[Stored data entries]
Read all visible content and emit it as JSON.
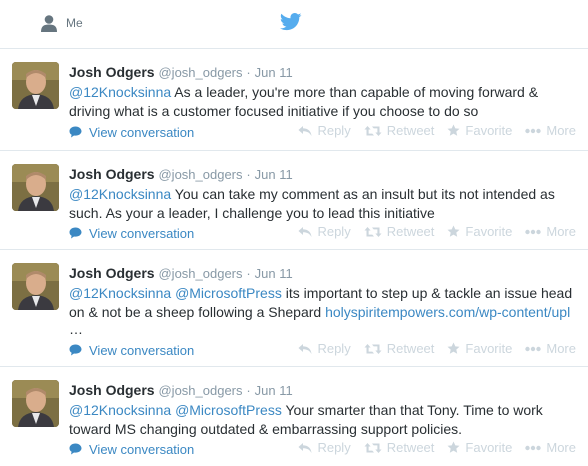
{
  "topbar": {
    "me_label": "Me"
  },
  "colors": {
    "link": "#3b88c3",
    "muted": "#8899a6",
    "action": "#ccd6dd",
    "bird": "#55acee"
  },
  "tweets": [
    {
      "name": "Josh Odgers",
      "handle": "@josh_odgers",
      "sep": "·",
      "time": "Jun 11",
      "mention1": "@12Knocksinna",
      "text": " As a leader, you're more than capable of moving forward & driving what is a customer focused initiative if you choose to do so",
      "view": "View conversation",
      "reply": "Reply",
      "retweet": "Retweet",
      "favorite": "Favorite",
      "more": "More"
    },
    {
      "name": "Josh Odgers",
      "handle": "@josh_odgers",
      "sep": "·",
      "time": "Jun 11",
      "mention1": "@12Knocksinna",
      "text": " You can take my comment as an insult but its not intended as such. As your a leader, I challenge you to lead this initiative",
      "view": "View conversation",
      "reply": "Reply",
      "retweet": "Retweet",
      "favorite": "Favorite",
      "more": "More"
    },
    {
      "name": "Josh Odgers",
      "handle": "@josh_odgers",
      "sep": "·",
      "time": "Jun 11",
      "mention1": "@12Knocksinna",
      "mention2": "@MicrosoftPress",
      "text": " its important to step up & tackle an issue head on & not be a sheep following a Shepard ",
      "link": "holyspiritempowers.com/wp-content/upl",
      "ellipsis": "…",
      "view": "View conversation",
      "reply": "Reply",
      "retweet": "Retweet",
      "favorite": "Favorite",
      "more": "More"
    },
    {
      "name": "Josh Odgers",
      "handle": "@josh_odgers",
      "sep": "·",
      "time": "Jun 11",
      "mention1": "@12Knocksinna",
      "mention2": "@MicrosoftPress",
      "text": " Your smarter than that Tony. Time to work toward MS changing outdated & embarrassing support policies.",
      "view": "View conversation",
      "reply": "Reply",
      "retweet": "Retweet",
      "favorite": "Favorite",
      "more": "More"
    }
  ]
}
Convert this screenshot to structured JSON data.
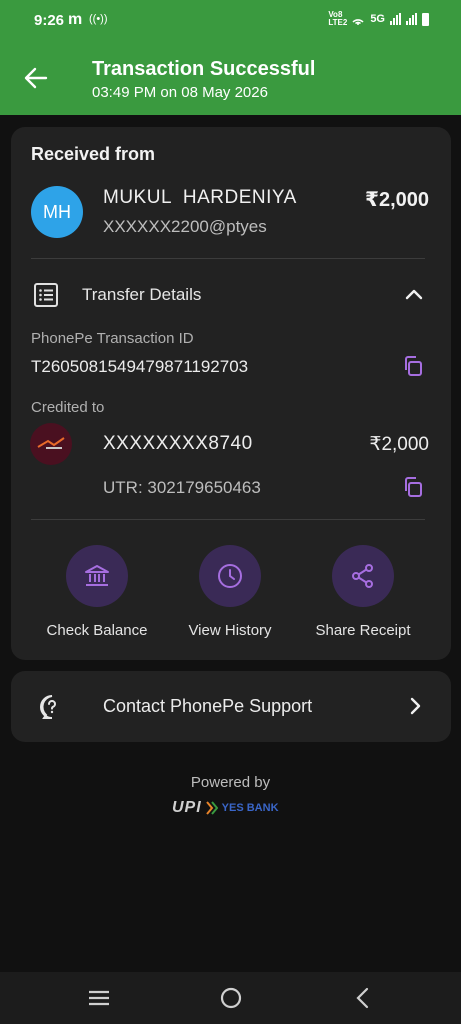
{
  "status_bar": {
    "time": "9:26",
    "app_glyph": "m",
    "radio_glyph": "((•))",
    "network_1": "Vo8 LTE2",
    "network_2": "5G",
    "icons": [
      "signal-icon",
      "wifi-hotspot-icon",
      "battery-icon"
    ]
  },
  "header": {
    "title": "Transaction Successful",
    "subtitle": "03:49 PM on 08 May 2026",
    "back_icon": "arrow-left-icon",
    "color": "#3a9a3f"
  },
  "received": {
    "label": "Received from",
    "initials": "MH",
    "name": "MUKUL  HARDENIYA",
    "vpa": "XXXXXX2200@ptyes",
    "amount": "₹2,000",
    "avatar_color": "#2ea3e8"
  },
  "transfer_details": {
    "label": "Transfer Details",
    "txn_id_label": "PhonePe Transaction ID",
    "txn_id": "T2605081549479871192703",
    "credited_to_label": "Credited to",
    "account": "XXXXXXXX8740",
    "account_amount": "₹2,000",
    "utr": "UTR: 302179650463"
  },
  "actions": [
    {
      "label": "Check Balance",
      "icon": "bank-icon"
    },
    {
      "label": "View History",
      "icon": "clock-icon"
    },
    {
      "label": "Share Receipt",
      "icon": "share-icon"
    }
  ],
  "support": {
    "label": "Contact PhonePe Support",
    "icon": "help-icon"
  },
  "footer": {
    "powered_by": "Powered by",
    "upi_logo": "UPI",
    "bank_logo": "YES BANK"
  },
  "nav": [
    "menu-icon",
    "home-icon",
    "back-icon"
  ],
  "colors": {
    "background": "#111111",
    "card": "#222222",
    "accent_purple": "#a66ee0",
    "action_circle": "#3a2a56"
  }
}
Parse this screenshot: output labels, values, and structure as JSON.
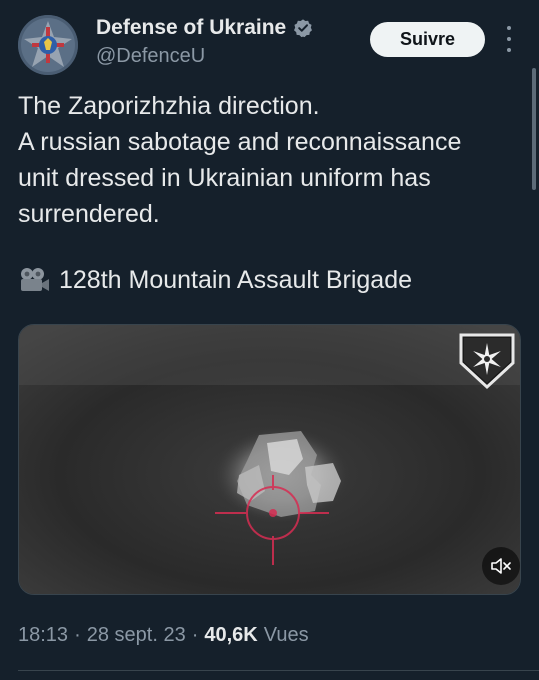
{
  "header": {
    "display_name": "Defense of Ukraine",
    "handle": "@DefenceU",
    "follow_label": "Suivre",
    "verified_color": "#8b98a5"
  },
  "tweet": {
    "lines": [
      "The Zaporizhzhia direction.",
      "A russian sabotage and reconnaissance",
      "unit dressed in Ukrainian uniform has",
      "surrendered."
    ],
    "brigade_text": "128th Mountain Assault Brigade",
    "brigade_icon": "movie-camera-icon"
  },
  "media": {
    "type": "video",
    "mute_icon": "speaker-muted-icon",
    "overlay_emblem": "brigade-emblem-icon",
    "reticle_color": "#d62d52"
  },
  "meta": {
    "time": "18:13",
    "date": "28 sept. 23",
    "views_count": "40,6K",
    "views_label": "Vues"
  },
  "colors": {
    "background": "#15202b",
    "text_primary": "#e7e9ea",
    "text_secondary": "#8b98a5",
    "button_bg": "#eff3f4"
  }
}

--

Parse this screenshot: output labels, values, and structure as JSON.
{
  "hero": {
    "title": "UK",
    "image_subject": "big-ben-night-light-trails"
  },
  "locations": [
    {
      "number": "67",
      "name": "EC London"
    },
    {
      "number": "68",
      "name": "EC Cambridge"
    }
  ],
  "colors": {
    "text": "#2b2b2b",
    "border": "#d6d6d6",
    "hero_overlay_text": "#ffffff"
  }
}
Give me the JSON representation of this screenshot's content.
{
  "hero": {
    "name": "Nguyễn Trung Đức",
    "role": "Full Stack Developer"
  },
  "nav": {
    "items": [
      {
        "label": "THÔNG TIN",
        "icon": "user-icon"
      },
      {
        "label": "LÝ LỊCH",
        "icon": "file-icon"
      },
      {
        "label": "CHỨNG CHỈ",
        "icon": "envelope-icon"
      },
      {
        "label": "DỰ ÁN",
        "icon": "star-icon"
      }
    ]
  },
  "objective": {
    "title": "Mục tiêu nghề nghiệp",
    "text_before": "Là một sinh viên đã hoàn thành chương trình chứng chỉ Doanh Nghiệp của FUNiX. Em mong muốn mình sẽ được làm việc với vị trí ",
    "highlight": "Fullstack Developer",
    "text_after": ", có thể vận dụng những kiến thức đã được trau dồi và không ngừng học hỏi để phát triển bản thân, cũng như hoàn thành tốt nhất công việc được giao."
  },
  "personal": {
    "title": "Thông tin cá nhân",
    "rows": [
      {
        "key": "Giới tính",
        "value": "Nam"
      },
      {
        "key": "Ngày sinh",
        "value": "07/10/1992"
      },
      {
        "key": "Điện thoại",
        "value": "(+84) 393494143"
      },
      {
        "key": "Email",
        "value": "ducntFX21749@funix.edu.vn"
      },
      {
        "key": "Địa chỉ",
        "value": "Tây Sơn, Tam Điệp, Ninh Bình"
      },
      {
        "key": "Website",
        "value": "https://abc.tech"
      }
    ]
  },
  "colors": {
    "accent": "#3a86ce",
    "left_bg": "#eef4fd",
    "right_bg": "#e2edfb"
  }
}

▸ Problem statement
Locate the string "muted" in the listing above and copy every line where it occurs.

▸ Result of this task
    "muted": "#8899a6",
    "mute_icon": "speaker-muted-icon",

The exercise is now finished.